> **What to do**
Look through the material below. Copy every line with the string "Anfrage" in it.

Dataset items:
********************
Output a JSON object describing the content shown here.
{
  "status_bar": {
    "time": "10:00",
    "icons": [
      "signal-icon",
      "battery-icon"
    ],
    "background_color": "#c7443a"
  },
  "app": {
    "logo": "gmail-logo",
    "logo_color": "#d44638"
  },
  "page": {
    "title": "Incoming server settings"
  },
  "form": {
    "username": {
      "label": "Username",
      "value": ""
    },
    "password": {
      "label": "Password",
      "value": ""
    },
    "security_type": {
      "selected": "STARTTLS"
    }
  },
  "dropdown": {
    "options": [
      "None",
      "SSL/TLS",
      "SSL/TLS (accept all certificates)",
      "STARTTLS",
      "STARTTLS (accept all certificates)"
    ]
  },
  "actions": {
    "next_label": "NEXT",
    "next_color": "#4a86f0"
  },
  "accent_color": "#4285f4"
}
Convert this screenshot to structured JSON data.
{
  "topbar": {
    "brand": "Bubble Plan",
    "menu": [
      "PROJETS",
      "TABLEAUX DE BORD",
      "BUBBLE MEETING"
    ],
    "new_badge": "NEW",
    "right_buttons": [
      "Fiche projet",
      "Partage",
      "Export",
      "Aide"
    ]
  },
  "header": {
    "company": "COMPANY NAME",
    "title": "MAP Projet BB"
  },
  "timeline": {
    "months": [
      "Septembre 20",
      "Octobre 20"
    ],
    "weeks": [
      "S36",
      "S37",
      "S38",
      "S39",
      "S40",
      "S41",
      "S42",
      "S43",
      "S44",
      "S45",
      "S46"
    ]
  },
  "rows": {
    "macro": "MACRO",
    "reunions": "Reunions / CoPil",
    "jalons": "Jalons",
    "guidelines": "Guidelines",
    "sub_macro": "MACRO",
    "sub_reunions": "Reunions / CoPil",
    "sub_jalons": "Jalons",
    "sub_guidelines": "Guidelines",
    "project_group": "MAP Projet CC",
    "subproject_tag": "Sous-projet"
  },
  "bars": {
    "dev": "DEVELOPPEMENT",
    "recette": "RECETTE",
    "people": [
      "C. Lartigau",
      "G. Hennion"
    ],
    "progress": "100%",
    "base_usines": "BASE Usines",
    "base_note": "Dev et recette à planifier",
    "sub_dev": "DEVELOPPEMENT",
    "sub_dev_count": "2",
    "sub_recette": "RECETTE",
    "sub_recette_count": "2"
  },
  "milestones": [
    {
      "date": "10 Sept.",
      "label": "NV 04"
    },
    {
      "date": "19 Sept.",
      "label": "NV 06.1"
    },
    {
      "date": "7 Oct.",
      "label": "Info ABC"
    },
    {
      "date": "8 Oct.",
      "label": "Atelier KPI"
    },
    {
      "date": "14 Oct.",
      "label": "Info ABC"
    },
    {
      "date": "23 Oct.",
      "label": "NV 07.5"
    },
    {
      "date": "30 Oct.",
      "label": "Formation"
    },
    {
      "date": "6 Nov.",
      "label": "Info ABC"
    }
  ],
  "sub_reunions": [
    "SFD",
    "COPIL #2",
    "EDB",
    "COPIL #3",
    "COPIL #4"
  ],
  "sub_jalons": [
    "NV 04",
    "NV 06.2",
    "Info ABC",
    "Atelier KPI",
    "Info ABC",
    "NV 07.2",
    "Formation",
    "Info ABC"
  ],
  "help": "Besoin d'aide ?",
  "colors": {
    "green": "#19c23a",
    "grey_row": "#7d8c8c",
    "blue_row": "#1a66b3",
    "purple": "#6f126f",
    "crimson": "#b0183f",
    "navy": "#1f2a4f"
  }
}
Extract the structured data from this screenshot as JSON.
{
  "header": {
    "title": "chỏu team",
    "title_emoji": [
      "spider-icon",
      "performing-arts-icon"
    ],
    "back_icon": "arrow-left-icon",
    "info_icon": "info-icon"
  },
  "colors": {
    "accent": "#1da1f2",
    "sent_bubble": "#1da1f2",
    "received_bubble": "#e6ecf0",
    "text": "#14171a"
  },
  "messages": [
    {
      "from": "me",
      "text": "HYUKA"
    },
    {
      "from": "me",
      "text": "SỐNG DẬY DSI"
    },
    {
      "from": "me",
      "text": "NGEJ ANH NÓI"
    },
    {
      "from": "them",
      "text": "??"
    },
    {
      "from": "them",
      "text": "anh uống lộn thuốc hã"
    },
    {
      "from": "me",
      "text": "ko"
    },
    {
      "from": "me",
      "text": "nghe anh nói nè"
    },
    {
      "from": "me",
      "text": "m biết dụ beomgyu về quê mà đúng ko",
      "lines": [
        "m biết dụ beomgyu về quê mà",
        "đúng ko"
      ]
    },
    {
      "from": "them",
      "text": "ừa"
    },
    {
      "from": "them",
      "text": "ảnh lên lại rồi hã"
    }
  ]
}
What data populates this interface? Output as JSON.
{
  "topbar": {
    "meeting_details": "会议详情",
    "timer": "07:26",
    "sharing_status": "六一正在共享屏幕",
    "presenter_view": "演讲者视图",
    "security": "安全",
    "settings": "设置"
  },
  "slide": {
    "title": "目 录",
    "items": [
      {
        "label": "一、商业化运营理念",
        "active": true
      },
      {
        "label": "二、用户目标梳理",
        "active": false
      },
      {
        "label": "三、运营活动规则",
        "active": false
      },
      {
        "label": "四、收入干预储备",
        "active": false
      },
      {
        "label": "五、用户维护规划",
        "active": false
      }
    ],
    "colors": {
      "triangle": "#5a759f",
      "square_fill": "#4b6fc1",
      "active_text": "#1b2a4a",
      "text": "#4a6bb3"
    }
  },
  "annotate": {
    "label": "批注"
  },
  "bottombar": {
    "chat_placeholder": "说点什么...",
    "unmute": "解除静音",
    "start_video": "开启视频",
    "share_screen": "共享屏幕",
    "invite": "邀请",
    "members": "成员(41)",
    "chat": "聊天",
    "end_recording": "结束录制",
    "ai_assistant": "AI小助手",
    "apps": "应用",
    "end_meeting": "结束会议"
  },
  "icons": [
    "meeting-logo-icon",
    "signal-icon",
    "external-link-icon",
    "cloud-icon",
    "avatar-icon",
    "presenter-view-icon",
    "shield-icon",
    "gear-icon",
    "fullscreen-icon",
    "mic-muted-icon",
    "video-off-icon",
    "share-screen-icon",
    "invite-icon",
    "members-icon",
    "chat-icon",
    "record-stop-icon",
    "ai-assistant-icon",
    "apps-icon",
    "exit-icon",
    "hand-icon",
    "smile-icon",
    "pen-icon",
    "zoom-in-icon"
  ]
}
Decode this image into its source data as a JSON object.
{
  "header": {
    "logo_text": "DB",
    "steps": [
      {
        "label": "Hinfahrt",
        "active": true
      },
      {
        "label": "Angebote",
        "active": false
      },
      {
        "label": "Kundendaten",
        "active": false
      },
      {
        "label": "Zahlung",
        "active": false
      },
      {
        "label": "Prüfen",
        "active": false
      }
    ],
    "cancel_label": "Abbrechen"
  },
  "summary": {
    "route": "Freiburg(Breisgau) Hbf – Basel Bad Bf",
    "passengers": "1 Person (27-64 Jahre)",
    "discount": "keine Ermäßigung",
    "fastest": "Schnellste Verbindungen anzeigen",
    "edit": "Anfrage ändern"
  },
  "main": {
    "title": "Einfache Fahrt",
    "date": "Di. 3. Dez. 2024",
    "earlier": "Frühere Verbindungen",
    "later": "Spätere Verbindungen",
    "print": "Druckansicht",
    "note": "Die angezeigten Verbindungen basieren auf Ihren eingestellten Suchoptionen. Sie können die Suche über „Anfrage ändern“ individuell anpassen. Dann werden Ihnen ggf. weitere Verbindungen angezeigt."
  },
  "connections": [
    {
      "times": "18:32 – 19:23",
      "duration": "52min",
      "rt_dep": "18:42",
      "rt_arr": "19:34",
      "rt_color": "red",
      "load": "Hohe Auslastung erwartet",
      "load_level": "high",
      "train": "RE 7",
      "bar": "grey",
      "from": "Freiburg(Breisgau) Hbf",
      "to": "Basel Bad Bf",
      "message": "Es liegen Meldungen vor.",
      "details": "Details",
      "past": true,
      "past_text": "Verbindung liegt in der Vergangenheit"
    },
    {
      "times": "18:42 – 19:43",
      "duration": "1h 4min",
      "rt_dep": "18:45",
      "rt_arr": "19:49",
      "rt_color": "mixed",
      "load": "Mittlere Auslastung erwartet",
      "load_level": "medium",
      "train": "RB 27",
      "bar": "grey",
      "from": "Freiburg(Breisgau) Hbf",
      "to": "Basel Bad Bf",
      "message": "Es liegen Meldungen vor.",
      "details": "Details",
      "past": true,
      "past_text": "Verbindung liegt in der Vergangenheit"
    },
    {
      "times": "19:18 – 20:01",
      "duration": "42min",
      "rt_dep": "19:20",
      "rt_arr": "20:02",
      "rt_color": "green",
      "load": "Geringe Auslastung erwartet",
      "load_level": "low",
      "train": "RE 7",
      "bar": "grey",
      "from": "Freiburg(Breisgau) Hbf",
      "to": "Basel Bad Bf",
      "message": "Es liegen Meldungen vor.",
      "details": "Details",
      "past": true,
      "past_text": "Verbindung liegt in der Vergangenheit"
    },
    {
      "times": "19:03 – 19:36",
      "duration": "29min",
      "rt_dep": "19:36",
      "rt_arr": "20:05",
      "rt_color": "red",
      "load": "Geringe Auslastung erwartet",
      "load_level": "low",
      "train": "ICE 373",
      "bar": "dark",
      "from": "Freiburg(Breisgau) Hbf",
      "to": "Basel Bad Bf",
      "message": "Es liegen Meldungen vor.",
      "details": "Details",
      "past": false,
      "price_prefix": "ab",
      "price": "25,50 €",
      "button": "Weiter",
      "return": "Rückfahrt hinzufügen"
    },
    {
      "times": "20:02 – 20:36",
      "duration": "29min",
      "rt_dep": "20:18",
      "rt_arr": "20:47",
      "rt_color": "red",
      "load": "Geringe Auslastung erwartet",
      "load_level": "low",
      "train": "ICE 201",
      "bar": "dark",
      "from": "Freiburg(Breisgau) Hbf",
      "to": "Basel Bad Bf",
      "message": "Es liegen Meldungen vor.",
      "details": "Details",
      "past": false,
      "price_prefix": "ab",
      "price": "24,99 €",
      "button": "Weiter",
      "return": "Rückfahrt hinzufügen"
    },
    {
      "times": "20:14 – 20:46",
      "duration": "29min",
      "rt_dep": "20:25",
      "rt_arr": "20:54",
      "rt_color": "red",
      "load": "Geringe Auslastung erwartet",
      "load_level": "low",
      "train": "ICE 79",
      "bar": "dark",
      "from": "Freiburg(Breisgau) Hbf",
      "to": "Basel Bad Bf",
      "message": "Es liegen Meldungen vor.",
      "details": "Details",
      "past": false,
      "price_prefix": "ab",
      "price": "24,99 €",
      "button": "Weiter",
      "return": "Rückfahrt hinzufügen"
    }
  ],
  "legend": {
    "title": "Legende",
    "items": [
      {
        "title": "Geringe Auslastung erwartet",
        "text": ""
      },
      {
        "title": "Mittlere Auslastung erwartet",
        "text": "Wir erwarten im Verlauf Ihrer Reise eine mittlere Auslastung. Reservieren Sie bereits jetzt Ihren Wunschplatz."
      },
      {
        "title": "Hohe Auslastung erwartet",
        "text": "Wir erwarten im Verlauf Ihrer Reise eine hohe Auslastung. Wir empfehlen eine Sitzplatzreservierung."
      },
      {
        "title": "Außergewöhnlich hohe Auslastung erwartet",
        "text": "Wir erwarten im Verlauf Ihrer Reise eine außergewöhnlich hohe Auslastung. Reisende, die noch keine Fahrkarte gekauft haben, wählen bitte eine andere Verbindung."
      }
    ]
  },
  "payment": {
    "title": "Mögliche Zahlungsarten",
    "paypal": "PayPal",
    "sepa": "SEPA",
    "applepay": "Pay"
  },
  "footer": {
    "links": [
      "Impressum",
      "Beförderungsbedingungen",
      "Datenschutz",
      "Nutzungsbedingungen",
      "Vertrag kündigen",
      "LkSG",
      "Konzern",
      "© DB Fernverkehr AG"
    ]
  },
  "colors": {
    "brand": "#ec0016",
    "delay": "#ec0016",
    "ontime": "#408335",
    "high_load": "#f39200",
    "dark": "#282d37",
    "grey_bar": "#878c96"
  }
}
********************
> **Correct answer**
    "edit": "Anfrage ändern"
    "note": "Die angezeigten Verbindungen basieren auf Ihren eingestellten Suchoptionen. Sie können die Suche über „Anfrage ändern“ individuell anpassen. Dann werden Ihnen ggf. weitere Verbindungen angezeigt."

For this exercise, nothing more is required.